- **Problem requirements**
Filter the records below down to lines containing "Instructions".

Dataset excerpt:
>> Begin

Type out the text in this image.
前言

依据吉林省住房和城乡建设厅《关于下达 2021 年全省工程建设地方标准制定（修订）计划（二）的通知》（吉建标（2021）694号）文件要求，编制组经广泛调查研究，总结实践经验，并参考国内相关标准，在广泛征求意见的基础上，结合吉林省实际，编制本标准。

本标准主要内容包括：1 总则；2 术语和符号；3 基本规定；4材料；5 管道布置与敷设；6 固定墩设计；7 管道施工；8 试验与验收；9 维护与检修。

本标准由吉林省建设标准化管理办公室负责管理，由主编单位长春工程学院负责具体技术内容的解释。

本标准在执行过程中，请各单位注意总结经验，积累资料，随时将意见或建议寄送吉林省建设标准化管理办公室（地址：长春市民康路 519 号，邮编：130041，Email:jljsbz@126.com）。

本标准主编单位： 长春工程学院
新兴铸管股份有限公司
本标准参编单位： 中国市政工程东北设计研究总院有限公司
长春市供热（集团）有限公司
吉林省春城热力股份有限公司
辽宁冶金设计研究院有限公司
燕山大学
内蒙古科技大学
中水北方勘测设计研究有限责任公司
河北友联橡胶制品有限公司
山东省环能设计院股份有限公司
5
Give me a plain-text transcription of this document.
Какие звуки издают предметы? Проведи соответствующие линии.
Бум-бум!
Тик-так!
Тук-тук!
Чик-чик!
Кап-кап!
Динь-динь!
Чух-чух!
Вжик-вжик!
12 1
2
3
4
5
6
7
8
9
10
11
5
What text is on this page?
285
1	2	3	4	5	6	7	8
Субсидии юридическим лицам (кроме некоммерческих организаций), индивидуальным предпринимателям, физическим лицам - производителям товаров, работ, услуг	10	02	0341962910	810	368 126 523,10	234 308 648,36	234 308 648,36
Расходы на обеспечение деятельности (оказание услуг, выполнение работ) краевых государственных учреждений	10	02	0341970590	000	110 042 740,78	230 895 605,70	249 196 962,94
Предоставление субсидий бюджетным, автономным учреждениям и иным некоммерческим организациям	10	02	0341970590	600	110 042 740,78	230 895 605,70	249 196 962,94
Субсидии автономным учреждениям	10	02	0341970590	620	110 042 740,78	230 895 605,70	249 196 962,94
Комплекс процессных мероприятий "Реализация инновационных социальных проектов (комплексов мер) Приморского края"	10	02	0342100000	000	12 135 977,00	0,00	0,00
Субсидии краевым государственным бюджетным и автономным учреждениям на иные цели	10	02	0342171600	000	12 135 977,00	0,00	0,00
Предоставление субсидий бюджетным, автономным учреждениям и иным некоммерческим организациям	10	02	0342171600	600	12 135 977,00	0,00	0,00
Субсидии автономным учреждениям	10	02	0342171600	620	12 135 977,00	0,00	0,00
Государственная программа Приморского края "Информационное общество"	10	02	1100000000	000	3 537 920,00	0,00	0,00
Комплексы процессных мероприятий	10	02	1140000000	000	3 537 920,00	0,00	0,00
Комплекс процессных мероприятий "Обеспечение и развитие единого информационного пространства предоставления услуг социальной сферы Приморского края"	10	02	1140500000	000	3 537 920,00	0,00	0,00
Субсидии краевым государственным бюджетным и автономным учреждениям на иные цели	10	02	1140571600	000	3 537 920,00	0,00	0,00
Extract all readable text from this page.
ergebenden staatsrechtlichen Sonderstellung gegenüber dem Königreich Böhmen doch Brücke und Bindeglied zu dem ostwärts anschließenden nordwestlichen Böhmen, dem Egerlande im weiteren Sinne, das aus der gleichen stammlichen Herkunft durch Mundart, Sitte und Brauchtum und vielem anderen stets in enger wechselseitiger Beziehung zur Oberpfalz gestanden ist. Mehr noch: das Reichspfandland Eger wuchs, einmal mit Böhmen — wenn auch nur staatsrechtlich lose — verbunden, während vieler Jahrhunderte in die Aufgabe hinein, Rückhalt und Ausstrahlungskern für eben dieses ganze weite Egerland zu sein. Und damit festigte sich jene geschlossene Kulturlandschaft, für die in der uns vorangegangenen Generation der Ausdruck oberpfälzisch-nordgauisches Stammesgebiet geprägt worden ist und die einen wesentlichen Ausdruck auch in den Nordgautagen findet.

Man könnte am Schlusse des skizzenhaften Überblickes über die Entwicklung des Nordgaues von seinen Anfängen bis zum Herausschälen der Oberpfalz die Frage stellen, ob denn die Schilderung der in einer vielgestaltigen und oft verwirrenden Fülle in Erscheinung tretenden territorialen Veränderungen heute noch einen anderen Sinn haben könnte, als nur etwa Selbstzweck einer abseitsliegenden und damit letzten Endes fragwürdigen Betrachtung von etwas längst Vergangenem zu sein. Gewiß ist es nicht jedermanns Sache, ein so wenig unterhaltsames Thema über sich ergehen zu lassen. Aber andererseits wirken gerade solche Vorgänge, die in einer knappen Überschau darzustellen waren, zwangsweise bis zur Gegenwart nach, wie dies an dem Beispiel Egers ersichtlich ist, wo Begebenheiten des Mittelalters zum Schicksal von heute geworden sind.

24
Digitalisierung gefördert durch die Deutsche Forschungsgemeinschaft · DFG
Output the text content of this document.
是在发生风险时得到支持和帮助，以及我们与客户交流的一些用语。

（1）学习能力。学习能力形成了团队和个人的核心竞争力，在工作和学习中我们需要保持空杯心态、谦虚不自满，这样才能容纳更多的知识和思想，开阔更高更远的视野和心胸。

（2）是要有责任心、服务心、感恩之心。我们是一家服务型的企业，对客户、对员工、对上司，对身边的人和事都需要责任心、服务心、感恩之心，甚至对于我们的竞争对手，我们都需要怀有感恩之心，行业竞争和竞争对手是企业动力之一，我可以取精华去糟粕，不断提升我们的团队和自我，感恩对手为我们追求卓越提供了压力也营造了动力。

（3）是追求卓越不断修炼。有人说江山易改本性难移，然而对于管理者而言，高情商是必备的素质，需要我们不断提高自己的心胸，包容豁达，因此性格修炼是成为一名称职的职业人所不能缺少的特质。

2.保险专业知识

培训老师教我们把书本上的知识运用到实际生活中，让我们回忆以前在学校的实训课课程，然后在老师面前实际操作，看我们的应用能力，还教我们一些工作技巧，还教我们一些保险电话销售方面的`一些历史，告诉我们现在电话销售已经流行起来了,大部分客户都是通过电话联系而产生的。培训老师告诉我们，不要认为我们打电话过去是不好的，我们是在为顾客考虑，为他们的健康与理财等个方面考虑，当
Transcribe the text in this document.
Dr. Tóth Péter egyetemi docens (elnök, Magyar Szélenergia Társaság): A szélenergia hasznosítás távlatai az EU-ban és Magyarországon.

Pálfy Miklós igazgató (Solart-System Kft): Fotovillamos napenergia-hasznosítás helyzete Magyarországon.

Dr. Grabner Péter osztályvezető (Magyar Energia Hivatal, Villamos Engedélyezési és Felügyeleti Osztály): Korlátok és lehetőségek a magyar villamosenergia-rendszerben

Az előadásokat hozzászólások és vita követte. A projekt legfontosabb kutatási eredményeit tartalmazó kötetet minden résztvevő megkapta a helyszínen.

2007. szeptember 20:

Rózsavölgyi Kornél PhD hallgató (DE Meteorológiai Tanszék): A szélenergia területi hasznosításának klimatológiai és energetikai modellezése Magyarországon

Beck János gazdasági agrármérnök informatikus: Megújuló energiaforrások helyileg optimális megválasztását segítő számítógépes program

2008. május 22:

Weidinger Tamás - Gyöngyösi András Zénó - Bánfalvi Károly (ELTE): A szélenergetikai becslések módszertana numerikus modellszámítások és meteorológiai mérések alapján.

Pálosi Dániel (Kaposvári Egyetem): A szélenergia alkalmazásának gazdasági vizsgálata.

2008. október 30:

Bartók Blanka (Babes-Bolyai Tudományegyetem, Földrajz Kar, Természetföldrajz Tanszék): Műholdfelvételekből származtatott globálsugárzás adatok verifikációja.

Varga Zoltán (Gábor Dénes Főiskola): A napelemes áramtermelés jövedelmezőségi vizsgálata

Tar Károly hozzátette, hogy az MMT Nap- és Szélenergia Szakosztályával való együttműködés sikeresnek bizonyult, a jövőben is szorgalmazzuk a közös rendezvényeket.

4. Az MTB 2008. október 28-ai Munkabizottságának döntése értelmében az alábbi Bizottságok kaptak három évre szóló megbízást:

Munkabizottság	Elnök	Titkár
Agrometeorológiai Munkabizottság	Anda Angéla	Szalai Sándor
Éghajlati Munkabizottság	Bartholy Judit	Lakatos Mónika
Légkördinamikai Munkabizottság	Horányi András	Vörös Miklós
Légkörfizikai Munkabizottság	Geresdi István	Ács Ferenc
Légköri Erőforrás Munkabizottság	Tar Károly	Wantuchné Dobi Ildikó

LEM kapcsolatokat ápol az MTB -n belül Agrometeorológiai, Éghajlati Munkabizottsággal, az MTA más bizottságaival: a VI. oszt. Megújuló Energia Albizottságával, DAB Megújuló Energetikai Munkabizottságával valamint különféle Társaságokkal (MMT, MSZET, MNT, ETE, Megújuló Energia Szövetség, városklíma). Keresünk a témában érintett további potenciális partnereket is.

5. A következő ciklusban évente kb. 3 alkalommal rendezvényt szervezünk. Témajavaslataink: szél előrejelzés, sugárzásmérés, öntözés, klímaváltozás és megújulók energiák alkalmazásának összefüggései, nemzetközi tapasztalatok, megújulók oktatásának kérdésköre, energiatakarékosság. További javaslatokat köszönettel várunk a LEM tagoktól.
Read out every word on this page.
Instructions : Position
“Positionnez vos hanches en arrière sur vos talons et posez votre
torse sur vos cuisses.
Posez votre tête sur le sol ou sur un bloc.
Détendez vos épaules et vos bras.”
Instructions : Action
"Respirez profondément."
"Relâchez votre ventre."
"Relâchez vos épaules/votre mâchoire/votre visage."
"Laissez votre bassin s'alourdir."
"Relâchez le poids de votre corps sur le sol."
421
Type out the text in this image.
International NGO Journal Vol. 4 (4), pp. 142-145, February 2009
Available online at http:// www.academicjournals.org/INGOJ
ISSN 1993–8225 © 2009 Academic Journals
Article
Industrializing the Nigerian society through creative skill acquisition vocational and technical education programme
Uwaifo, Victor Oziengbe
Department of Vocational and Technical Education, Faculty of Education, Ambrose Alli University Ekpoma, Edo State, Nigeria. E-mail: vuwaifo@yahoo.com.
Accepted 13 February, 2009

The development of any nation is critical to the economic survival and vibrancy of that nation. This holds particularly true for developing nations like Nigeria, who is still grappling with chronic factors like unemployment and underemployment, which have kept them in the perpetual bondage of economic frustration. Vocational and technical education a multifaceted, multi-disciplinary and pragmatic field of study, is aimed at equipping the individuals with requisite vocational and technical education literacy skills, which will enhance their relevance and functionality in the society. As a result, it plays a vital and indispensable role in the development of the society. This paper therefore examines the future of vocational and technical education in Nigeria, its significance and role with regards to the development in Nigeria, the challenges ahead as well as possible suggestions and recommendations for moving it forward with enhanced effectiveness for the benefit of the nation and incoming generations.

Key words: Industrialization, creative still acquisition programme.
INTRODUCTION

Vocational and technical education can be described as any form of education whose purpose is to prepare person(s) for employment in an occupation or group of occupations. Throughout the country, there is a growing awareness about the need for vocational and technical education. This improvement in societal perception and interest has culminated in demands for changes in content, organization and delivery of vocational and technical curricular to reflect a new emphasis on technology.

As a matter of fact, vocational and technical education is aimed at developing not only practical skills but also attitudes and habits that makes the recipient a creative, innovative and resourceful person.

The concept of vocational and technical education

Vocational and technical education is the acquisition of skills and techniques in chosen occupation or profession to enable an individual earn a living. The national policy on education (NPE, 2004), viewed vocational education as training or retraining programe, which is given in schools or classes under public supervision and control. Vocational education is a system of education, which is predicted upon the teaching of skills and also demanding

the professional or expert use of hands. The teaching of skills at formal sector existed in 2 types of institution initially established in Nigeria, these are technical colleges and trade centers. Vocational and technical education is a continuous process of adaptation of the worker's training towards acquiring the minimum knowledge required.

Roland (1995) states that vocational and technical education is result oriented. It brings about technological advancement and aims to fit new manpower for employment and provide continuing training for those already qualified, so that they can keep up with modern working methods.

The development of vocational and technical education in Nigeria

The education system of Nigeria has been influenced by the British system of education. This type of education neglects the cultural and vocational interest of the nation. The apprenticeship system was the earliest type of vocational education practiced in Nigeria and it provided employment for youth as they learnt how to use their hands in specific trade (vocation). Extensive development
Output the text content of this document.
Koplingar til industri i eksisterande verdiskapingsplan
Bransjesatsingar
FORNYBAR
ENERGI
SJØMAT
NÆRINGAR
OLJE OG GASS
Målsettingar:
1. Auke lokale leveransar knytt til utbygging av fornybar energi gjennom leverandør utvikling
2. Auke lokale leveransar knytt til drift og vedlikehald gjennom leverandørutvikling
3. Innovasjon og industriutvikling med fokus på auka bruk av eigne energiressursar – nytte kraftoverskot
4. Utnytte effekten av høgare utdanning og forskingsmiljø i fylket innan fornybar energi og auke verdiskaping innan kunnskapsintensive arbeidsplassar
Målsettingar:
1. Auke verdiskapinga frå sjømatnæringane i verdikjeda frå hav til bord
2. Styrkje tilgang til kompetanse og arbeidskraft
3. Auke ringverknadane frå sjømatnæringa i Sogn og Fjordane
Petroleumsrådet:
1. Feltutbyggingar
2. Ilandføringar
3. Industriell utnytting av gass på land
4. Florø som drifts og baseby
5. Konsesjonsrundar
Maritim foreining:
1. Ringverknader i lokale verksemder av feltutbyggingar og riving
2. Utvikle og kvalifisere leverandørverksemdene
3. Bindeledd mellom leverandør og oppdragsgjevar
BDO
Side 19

>> End

- **Result of the task**
Instructions : Position
Instructions : Action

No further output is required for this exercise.